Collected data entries
====

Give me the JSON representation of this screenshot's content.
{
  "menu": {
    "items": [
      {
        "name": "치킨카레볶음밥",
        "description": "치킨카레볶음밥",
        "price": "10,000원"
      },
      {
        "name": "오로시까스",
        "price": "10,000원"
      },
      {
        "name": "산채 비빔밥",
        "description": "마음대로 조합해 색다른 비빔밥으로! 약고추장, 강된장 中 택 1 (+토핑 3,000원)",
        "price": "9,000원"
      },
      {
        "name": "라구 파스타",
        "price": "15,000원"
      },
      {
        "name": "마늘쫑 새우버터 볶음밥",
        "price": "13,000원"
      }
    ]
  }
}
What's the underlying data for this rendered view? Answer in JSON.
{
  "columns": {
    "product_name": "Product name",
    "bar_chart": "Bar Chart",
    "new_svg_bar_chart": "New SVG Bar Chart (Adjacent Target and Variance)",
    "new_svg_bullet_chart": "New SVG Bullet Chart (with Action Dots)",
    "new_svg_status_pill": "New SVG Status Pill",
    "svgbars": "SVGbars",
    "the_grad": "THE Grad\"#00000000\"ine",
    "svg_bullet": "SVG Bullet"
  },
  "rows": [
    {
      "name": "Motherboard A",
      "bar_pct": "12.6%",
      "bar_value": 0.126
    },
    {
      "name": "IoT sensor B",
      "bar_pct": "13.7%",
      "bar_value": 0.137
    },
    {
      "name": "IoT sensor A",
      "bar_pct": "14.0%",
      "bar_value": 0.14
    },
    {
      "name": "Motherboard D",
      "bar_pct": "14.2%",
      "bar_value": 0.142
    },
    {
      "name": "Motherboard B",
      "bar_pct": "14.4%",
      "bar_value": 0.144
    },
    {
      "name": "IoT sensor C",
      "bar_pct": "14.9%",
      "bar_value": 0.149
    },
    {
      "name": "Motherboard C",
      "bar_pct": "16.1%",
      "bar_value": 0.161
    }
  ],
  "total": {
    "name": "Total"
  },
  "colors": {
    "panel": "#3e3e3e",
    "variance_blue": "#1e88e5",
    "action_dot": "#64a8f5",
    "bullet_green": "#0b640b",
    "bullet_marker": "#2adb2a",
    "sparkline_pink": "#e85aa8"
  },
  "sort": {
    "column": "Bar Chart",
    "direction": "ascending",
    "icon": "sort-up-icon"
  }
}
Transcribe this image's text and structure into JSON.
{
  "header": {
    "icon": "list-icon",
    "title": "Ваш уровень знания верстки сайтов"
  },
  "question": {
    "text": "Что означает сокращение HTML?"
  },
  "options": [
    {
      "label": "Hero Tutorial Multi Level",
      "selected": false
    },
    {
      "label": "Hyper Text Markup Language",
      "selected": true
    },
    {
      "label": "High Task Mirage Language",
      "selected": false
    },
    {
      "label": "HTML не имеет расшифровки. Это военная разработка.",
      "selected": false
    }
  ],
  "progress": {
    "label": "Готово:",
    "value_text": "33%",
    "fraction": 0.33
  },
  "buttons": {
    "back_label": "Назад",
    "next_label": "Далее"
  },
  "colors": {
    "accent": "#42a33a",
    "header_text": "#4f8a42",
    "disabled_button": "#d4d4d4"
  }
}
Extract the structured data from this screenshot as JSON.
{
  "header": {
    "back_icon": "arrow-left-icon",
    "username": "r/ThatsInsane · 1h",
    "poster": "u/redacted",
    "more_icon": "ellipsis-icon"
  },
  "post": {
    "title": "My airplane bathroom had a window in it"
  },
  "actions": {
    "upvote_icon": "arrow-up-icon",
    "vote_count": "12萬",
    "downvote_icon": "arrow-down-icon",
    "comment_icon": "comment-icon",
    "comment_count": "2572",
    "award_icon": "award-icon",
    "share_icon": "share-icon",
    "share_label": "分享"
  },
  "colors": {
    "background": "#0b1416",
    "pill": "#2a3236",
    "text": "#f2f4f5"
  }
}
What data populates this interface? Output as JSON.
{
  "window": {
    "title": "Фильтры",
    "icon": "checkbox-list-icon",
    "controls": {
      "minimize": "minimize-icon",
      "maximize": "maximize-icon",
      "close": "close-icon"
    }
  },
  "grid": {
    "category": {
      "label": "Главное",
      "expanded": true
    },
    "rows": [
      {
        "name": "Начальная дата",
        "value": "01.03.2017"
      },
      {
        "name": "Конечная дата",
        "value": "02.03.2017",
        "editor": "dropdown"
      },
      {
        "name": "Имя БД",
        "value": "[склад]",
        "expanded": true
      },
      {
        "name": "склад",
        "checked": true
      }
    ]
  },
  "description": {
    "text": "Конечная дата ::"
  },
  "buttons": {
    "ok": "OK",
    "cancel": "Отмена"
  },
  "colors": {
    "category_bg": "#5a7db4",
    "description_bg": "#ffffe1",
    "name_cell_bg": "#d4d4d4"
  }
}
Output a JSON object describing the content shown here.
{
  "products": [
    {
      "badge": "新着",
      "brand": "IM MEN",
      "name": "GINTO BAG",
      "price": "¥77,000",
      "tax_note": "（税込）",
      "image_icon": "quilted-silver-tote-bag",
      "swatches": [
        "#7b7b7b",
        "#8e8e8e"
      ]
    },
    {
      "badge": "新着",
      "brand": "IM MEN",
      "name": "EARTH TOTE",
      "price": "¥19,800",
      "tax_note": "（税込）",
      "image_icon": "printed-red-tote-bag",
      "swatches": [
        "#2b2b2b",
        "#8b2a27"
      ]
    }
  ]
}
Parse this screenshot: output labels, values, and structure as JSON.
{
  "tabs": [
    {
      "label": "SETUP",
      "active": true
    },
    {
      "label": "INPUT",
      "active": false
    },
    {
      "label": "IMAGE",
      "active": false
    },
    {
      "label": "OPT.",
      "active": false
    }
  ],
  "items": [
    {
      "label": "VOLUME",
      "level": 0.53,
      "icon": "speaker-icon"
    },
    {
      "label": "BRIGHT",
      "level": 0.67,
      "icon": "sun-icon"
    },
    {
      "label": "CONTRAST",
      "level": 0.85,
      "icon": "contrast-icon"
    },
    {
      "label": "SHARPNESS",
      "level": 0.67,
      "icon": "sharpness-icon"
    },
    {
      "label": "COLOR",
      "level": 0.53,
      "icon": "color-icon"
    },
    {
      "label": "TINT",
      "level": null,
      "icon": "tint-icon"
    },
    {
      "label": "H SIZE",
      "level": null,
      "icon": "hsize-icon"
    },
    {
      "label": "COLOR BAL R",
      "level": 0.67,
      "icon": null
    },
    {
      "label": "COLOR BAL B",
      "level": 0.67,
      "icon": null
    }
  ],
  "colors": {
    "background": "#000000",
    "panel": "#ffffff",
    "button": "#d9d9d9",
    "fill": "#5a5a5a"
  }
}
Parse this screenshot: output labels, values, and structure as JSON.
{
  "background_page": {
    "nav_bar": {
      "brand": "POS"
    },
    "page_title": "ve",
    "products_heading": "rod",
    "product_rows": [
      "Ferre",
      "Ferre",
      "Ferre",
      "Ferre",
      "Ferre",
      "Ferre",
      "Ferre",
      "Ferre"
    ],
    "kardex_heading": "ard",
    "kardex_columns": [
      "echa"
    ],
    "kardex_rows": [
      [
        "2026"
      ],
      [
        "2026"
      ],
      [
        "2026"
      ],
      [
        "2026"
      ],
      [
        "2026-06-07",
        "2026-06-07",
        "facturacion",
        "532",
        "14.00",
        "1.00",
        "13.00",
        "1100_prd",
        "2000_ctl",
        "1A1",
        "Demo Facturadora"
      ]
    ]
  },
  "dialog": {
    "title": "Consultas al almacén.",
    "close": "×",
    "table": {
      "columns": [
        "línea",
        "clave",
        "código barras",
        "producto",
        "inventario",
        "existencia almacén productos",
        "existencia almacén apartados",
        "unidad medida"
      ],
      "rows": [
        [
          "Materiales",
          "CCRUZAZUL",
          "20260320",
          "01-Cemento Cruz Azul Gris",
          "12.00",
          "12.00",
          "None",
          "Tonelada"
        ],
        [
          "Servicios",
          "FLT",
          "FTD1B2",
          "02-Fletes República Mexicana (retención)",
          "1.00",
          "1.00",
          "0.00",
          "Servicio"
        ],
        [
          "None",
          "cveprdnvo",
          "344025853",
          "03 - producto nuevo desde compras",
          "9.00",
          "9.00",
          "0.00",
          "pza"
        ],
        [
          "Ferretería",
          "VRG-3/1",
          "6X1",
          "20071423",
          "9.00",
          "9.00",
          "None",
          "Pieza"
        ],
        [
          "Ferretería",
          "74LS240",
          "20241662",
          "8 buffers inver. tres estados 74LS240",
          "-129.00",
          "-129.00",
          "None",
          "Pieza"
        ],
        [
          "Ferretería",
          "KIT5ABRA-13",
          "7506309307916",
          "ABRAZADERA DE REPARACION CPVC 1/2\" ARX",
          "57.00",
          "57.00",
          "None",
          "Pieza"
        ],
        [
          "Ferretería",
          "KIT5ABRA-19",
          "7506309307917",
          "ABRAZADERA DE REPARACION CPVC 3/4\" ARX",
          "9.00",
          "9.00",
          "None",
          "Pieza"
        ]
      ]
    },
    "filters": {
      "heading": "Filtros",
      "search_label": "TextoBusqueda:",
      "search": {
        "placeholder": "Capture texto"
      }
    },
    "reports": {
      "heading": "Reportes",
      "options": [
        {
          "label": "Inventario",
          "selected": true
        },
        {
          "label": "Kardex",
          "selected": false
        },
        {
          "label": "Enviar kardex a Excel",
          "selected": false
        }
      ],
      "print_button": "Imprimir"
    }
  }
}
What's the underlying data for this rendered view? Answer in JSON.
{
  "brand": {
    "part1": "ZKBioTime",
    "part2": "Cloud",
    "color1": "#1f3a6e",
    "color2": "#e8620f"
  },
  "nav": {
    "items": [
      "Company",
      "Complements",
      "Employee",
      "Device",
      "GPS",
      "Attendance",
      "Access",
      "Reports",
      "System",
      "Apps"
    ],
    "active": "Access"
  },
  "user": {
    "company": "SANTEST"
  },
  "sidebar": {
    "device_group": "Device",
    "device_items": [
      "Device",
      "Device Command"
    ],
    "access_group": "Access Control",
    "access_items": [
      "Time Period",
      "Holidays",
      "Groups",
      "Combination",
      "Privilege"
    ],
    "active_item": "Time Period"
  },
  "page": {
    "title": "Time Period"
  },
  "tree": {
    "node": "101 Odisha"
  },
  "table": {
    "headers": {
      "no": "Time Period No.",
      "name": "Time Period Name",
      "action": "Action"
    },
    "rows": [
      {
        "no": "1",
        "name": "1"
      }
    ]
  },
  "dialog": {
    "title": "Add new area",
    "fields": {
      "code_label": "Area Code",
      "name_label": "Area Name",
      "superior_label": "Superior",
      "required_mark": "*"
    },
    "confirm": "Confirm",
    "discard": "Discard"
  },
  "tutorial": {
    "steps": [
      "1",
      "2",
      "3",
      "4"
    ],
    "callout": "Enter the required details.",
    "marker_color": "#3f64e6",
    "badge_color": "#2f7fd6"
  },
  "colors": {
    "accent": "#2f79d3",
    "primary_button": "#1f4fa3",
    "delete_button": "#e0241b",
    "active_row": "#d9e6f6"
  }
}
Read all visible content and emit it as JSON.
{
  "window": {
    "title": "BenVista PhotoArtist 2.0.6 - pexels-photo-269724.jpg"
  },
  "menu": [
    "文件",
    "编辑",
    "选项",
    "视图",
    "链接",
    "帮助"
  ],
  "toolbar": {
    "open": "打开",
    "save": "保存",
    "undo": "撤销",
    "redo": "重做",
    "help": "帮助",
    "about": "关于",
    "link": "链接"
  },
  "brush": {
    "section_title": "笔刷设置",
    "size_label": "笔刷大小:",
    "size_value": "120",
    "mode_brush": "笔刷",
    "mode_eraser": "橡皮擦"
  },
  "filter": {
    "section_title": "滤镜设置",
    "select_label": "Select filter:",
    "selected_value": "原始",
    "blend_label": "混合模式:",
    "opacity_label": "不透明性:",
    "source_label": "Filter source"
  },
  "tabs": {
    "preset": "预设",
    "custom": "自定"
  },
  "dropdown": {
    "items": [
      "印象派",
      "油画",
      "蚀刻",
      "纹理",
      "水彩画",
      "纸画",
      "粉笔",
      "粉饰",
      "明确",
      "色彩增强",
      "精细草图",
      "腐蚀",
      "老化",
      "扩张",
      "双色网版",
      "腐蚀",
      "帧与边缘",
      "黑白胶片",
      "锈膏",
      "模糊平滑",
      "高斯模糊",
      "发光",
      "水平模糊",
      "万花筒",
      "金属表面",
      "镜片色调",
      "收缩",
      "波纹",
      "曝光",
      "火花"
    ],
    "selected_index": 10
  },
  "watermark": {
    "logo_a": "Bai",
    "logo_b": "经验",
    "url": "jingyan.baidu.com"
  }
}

====

Repeat only the lines running from the line that contains "Read all visible content and emit it as JSON." through the last line above, inclusive.

Read all visible content and emit it as JSON.
{
  "window": {
    "title": "BenVista PhotoArtist 2.0.6 - pexels-photo-269724.jpg"
  },
  "menu": [
    "文件",
    "编辑",
    "选项",
    "视图",
    "链接",
    "帮助"
  ],
  "toolbar": {
    "open": "打开",
    "save": "保存",
    "undo": "撤销",
    "redo": "重做",
    "help": "帮助",
    "about": "关于",
    "link": "链接"
  },
  "brush": {
    "section_title": "笔刷设置",
    "size_label": "笔刷大小:",
    "size_value": "120",
    "mode_brush": "笔刷",
    "mode_eraser": "橡皮擦"
  },
  "filter": {
    "section_title": "滤镜设置",
    "select_label": "Select filter:",
    "selected_value": "原始",
    "blend_label": "混合模式:",
    "opacity_label": "不透明性:",
    "source_label": "Filter source"
  },
  "tabs": {
    "preset": "预设",
    "custom": "自定"
  },
  "dropdown": {
    "items": [
      "印象派",
      "油画",
      "蚀刻",
      "纹理",
      "水彩画",
      "纸画",
      "粉笔",
      "粉饰",
      "明确",
      "色彩增强",
      "精细草图",
      "腐蚀",
      "老化",
      "扩张",
      "双色网版",
      "腐蚀",
      "帧与边缘",
      "黑白胶片",
      "锈膏",
      "模糊平滑",
      "高斯模糊",
      "发光",
      "水平模糊",
      "万花筒",
      "金属表面",
      "镜片色调",
      "收缩",
      "波纹",
      "曝光",
      "火花"
    ],
    "selected_index": 10
  },
  "watermark": {
    "logo_a": "Bai",
    "logo_b": "经验",
    "url": "jingyan.baidu.com"
  }
}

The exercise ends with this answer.